When a line of the records contains "link", copy it.

*** Entries shown Section Begins ***

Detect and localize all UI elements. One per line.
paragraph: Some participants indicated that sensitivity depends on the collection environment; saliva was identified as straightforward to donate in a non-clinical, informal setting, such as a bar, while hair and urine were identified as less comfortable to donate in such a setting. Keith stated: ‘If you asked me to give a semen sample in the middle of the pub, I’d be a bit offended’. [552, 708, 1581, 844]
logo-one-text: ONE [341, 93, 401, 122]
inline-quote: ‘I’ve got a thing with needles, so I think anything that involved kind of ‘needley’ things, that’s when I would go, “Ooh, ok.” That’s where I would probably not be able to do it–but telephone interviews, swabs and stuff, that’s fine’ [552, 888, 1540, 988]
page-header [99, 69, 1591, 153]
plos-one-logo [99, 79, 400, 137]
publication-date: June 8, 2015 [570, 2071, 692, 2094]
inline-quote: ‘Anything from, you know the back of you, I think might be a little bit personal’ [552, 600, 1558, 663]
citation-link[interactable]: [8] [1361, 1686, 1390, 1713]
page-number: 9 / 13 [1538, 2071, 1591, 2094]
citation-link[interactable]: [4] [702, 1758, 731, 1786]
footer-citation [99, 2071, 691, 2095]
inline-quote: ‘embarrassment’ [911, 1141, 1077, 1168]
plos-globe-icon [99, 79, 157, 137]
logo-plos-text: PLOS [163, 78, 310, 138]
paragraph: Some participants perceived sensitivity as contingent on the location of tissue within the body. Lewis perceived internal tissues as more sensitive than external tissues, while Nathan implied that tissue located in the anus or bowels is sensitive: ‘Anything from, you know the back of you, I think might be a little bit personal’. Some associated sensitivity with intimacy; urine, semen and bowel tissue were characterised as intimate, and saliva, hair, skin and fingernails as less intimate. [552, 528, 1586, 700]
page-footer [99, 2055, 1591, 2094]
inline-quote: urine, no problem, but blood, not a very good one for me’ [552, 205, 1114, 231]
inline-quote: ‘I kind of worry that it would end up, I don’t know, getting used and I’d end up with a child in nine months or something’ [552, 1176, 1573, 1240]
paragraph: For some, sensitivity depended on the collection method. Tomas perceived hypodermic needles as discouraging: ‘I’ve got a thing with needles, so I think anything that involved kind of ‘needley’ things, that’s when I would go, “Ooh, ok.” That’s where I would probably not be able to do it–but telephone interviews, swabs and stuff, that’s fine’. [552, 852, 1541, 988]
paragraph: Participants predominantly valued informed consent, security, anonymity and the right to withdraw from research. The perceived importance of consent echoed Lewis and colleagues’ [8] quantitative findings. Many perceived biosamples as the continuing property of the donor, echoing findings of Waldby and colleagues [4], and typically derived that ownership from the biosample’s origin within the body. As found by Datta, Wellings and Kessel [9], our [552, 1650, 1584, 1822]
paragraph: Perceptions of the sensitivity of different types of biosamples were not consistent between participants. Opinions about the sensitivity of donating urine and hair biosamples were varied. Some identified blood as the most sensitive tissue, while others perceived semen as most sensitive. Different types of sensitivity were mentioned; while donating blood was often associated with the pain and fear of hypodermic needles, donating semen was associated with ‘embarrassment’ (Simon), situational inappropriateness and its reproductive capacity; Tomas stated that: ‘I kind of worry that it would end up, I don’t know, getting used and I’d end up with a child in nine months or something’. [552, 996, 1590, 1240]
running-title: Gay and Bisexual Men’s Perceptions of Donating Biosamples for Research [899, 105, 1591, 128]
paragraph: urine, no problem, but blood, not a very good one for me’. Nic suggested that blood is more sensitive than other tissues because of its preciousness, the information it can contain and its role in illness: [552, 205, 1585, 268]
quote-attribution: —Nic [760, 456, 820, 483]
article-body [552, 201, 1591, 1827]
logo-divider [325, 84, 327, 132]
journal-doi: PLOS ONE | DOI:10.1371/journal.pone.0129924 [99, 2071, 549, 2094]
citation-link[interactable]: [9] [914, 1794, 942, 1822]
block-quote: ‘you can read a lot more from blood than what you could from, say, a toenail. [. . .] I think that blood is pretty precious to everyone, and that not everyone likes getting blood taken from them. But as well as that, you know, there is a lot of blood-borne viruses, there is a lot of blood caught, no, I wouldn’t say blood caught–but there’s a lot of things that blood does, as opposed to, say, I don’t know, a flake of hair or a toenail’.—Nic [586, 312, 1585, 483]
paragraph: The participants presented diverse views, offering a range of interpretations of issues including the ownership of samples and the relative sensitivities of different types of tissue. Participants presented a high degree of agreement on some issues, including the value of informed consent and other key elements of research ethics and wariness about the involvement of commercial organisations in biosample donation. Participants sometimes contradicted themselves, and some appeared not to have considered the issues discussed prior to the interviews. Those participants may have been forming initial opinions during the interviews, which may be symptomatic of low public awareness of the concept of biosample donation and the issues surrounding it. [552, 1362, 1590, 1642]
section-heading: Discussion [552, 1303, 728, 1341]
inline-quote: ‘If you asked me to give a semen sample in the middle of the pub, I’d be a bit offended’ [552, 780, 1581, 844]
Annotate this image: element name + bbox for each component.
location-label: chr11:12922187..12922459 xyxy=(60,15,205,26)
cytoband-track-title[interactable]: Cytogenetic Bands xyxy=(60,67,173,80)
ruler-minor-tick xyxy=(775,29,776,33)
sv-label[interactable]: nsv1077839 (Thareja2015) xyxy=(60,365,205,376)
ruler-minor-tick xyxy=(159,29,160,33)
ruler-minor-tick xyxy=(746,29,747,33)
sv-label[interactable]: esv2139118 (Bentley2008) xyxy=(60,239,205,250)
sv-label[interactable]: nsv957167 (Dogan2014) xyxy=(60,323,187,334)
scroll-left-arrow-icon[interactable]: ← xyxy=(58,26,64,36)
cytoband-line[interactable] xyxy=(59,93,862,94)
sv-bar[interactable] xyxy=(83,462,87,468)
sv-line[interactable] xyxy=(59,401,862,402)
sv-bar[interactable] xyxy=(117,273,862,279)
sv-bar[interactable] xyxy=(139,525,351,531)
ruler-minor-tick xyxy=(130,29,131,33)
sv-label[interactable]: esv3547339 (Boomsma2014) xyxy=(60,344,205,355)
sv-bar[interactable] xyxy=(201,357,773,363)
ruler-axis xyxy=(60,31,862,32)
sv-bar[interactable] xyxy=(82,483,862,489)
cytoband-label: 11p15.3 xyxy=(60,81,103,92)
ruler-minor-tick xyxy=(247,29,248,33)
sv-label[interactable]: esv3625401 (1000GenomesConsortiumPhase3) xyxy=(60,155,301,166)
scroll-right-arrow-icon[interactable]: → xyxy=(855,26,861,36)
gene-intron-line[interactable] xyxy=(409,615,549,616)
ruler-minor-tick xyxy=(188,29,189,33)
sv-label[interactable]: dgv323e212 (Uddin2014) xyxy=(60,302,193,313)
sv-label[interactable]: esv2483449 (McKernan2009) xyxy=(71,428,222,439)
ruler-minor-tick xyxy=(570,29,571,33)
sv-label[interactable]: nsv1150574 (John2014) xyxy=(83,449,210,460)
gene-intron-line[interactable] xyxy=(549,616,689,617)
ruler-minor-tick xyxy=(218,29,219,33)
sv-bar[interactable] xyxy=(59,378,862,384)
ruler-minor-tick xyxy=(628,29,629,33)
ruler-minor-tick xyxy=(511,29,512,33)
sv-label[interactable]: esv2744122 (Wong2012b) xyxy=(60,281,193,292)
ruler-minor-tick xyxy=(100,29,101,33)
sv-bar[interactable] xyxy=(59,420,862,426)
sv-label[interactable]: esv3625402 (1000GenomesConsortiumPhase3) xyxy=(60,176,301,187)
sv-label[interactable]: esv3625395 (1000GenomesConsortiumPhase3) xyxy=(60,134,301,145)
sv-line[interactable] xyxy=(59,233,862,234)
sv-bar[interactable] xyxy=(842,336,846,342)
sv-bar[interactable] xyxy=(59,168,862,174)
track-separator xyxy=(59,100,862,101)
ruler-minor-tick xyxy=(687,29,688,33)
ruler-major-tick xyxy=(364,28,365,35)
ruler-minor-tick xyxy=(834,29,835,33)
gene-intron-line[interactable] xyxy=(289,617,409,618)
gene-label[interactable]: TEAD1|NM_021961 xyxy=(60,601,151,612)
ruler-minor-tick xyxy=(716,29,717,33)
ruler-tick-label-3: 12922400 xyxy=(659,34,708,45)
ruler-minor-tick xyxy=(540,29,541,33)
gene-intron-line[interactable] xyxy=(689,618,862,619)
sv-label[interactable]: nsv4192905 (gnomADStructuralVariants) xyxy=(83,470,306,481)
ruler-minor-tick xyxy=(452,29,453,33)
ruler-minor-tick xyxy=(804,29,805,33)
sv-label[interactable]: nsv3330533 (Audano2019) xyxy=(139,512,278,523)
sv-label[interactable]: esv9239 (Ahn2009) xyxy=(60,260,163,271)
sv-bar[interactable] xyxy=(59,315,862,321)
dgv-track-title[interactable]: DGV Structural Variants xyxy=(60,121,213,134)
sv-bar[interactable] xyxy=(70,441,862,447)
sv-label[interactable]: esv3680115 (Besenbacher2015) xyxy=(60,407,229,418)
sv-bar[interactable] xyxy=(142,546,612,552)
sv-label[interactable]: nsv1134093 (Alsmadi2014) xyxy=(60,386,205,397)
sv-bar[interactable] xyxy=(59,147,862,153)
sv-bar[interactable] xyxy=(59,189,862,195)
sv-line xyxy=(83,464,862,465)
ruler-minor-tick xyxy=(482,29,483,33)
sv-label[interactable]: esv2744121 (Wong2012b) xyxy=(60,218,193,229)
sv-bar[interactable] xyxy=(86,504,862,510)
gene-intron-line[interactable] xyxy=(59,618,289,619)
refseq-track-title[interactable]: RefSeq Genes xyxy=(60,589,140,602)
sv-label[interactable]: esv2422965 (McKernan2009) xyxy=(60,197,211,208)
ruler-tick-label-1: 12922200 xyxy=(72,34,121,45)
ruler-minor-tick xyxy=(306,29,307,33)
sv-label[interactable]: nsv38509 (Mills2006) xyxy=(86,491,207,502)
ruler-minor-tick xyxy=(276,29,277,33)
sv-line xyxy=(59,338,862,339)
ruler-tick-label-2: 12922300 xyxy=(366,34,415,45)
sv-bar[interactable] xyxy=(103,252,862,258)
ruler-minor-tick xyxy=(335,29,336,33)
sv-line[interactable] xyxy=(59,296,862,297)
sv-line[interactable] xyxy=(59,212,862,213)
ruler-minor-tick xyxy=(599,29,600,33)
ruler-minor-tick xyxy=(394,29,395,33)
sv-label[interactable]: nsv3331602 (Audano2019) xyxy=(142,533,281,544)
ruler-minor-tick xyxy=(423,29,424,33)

*** Entries shown Section Ends ***

** Exercise answer **
citation-link[interactable]: [8] [1361, 1686, 1390, 1713]
citation-link[interactable]: [4] [702, 1758, 731, 1786]
citation-link[interactable]: [9] [914, 1794, 942, 1822]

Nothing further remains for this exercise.